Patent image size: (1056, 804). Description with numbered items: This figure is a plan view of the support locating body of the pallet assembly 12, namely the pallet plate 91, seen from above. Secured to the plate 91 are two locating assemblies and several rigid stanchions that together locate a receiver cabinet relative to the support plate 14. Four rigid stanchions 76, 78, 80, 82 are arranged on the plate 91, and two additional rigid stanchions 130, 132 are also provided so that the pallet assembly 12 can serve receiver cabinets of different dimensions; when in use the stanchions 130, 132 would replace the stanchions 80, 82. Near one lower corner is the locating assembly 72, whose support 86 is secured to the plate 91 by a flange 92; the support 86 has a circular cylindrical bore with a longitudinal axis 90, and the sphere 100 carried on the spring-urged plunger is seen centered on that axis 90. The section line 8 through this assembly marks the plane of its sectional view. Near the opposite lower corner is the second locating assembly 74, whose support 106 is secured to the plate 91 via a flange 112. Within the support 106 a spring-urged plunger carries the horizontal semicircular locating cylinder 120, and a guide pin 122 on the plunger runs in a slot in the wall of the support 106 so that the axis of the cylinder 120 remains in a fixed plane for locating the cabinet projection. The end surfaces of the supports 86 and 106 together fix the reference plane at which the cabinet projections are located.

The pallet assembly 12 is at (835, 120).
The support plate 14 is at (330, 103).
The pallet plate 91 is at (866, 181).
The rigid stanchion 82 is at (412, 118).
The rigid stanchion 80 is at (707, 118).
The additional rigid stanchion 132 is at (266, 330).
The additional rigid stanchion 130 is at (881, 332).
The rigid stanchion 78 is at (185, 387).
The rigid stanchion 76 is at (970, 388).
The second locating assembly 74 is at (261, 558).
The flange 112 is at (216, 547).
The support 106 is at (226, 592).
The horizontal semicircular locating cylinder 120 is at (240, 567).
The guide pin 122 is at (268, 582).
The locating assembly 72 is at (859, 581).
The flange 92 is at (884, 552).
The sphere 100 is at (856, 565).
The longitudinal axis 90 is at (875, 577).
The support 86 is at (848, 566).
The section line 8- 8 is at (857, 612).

::::::::::

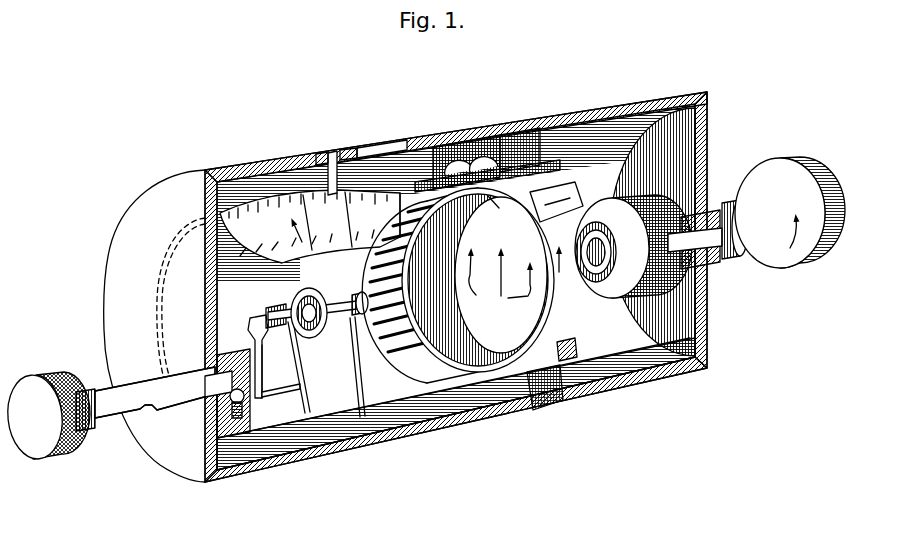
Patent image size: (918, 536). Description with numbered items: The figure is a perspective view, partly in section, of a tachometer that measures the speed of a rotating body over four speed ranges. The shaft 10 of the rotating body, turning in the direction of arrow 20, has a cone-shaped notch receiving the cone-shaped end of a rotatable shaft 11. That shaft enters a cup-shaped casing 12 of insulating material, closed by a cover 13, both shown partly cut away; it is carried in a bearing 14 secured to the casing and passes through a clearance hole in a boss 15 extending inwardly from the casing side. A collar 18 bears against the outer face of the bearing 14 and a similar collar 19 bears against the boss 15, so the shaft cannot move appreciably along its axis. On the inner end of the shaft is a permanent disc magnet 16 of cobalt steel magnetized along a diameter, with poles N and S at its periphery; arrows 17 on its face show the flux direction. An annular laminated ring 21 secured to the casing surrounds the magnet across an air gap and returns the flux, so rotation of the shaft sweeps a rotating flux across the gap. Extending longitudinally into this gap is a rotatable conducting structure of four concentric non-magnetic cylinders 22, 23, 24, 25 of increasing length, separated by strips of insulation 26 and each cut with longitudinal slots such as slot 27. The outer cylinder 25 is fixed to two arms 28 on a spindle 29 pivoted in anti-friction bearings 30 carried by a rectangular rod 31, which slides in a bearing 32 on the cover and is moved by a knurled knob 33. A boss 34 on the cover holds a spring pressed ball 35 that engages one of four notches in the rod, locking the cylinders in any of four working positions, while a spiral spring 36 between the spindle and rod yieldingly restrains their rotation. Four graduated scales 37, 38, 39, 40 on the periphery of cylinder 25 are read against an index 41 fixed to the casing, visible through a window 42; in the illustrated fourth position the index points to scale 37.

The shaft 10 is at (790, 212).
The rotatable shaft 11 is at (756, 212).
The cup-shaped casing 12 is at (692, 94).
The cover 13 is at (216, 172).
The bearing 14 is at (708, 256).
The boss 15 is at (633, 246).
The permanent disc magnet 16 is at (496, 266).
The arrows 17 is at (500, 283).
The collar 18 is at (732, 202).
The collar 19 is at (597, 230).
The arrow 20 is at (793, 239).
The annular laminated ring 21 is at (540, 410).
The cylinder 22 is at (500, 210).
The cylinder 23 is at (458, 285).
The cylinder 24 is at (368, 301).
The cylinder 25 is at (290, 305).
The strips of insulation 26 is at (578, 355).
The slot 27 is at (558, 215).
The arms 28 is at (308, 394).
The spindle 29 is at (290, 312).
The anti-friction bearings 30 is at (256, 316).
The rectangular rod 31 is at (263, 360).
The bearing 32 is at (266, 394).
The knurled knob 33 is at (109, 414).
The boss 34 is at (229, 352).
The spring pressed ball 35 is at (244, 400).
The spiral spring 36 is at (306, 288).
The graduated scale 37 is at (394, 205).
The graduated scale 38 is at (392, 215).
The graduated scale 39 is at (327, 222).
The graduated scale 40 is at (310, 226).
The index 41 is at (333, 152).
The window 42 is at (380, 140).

::::::::::

Required task ▸
Turn the lines from the line with "Patent image size: (1056, 804)." up to and including the line with "The rigid stanchion 80 is at (707, 118)." into a JSON list of strings, one string per line, leaving out blank lines.

Written response ▸
[
  "Patent image size: (1056, 804). Description with numbered items: This figure is a plan view of the support locating body of the pallet assembly 12, namely the pallet plate 91, seen from above. Secured to the plate 91 are two locating assemblies and several rigid stanchions that together locate a receiver cabinet relative to the support plate 14. Four rigid stanchions 76, 78, 80, 82 are arranged on the plate 91, and two additional rigid stanchions 130, 132 are also provided so that the pallet assembly 12 can serve receiver cabinets of different dimensions; when in use the stanchions 130, 132 would replace the stanchions 80, 82. Near one lower corner is the locating assembly 72, whose support 86 is secured to the plate 91 by a flange 92; the support 86 has a circular cylindrical bore with a longitudinal axis 90, and the sphere 100 carried on the spring-urged plunger is seen centered on that axis 90. The section line 8 through this assembly marks the plane of its sectional view. Near the opposite lower corner is the second locating assembly 74, whose support 106 is secured to the plate 91 via a flange 112. Within the support 106 a spring-urged plunger carries the horizontal semicircular locating cylinder 120, and a guide pin 122 on the plunger runs in a slot in the wall of the support 106 so that the axis of the cylinder 120 remains in a fixed plane for locating the cabinet projection. The end surfaces of the supports 86 and 106 together fix the reference plane at which the cabinet projections are located.",
  "The pallet assembly 12 is at (835, 120).",
  "The support plate 14 is at (330, 103).",
  "The pallet plate 91 is at (866, 181).",
  "The rigid stanchion 82 is at (412, 118).",
  "The rigid stanchion 80 is at (707, 118)."
]